● Problem to work on: Review the listing and copy each line that holds the word "name".

● Information shown:
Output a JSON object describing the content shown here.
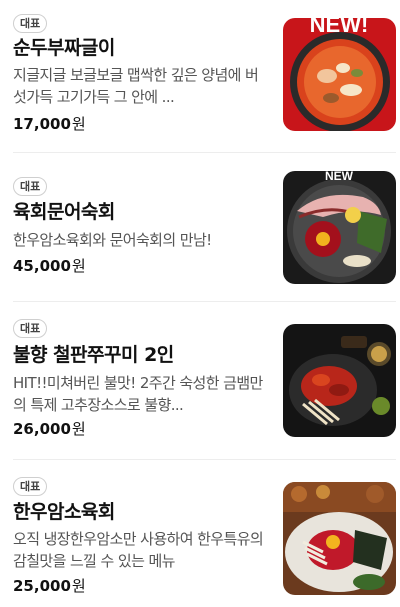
{
  "menu": {
    "items": [
      {
        "badge": "대표",
        "name": "순두부짜글이",
        "description": "지글지글 보글보글 맵싹한 깊은 양념에 버섯가득 고기가득 그 안에 ...",
        "price": "17,000",
        "currency": "원",
        "image": "sundubu-jjageuli-photo",
        "image_text": "NEW!"
      },
      {
        "badge": "대표",
        "name": "육회문어숙회",
        "description": "한우암소육회와 문어숙회의 만남!",
        "price": "45,000",
        "currency": "원",
        "image": "yukhoe-octopus-photo",
        "image_text": "NEW"
      },
      {
        "badge": "대표",
        "name": "불향 철판쭈꾸미 2인",
        "description": "HIT!!미쳐버린 불맛! 2주간 숙성한 금뱀만의 특제 고추장소스로 불향...",
        "price": "26,000",
        "currency": "원",
        "image": "jjukkumi-iron-plate-photo"
      },
      {
        "badge": "대표",
        "name": "한우암소육회",
        "description": "오직 냉장한우암소만 사용하여 한우특유의 감칠맛을 느낄 수 있는 메뉴",
        "price": "25,000",
        "currency": "원",
        "image": "hanwoo-yukhoe-photo"
      }
    ]
  }
}
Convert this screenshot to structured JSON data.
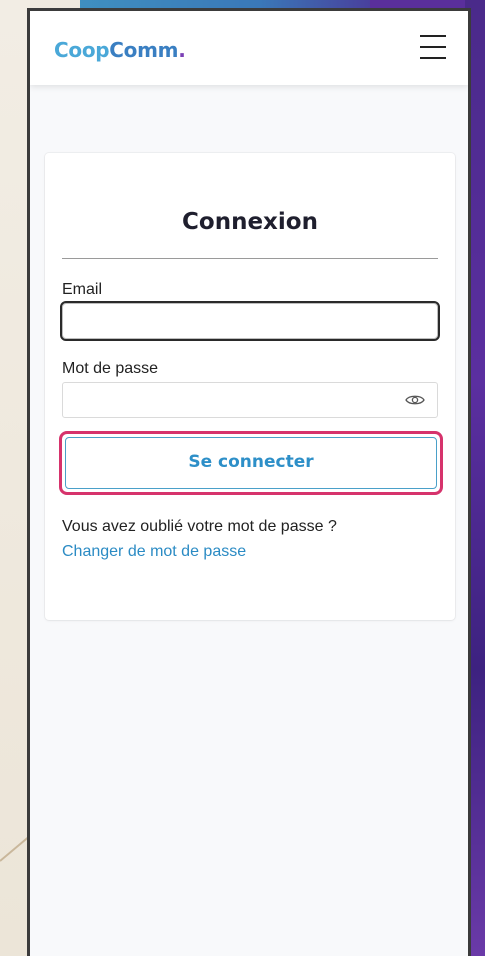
{
  "header": {
    "logo_part1": "Coop",
    "logo_part2": "Comm",
    "logo_dot": ".",
    "menu_icon": "hamburger-menu-icon"
  },
  "login": {
    "title": "Connexion",
    "email_label": "Email",
    "email_value": "",
    "password_label": "Mot de passe",
    "password_value": "",
    "password_toggle_icon": "eye-icon",
    "submit_label": "Se connecter",
    "forgot_text": "Vous avez oublié votre mot de passe ?",
    "change_password_link": "Changer de mot de passe"
  },
  "colors": {
    "logo_light_blue": "#4aa8d8",
    "logo_blue": "#3a7fc2",
    "logo_purple": "#7b3fb5",
    "button_text": "#2d8fc8",
    "link": "#2b8bc4",
    "highlight_border": "#d6336c"
  }
}
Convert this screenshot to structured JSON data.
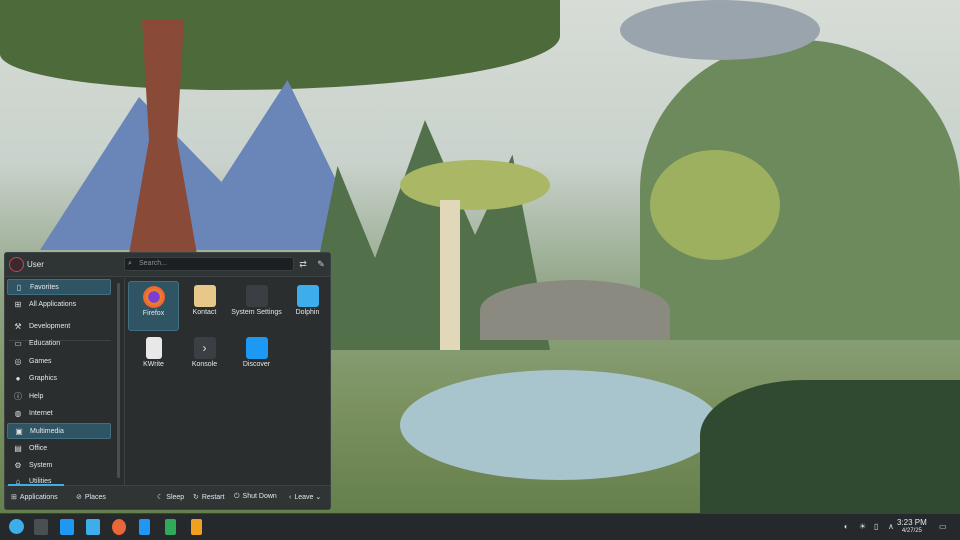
{
  "menu": {
    "user": "User",
    "search_placeholder": "Search...",
    "sidebar": [
      {
        "label": "Favorites",
        "icon": "bookmark-icon",
        "selected": true
      },
      {
        "label": "All Applications",
        "icon": "grid-icon"
      },
      {
        "label": "Development",
        "icon": "wrench-icon"
      },
      {
        "label": "Education",
        "icon": "monitor-icon"
      },
      {
        "label": "Games",
        "icon": "gamepad-icon"
      },
      {
        "label": "Graphics",
        "icon": "palette-icon"
      },
      {
        "label": "Help",
        "icon": "info-icon"
      },
      {
        "label": "Internet",
        "icon": "globe-icon"
      },
      {
        "label": "Multimedia",
        "icon": "multimedia-icon",
        "selected": true
      },
      {
        "label": "Office",
        "icon": "office-icon"
      },
      {
        "label": "System",
        "icon": "gear-icon"
      },
      {
        "label": "Utilities",
        "icon": "utilities-icon"
      }
    ],
    "apps": [
      {
        "label": "Firefox",
        "color": "#e8663a"
      },
      {
        "label": "Kontact",
        "color": "#e8c88a"
      },
      {
        "label": "System Settings",
        "color": "#3a3f44"
      },
      {
        "label": "Dolphin",
        "color": "#3daee9"
      },
      {
        "label": "KWrite",
        "color": "#e8e8e8"
      },
      {
        "label": "Konsole",
        "color": "#3a3f44"
      },
      {
        "label": "Discover",
        "color": "#1d99f3"
      }
    ],
    "footer": {
      "applications": "Applications",
      "places": "Places",
      "sleep": "Sleep",
      "restart": "Restart",
      "shutdown": "Shut Down",
      "leave": "Leave"
    }
  },
  "taskbar": {
    "time": "3:23 PM",
    "date": "4/27/25"
  }
}
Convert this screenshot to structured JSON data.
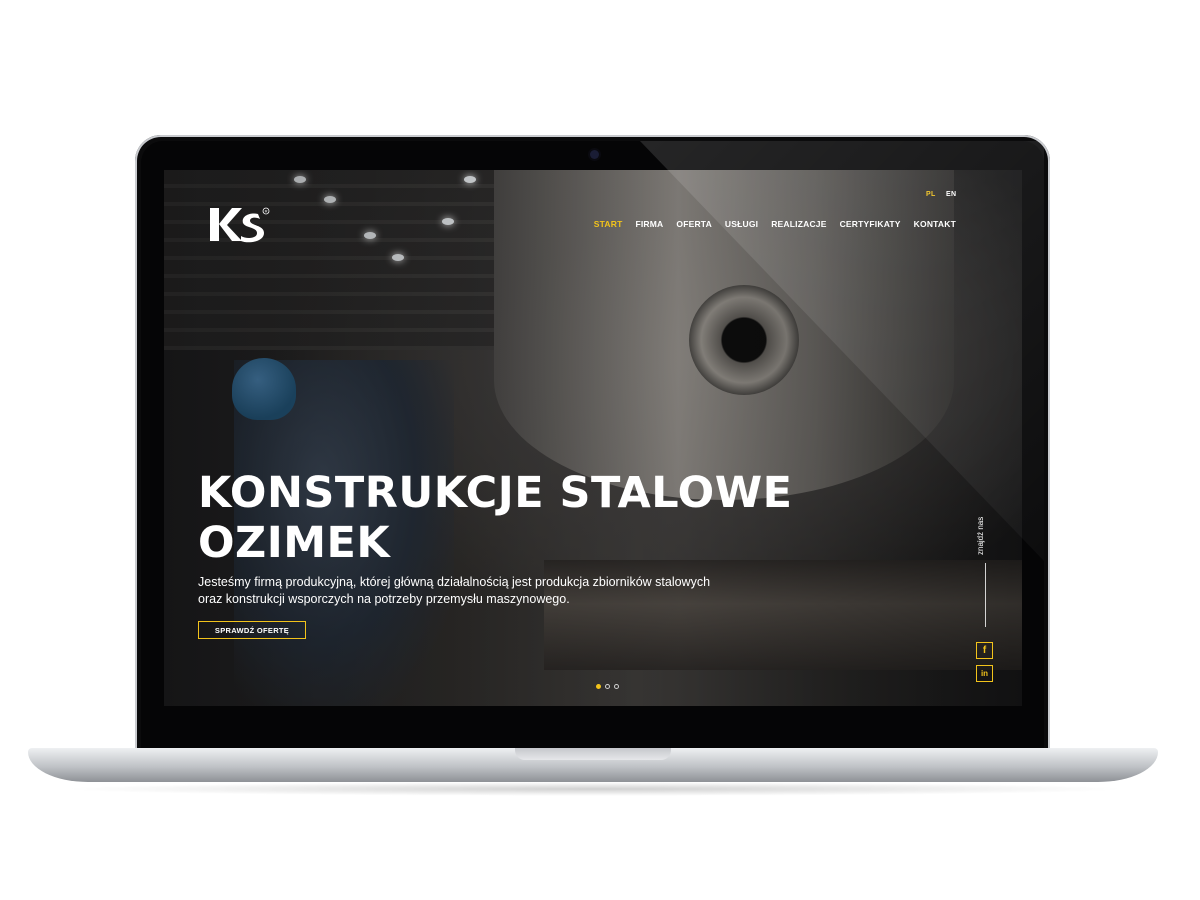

● Written answer:
        "name": "순두부짜글이",
        "name": "육회문어숙회",
        "name": "불향 철판쭈꾸미 2인",
        "name": "한우암소육회",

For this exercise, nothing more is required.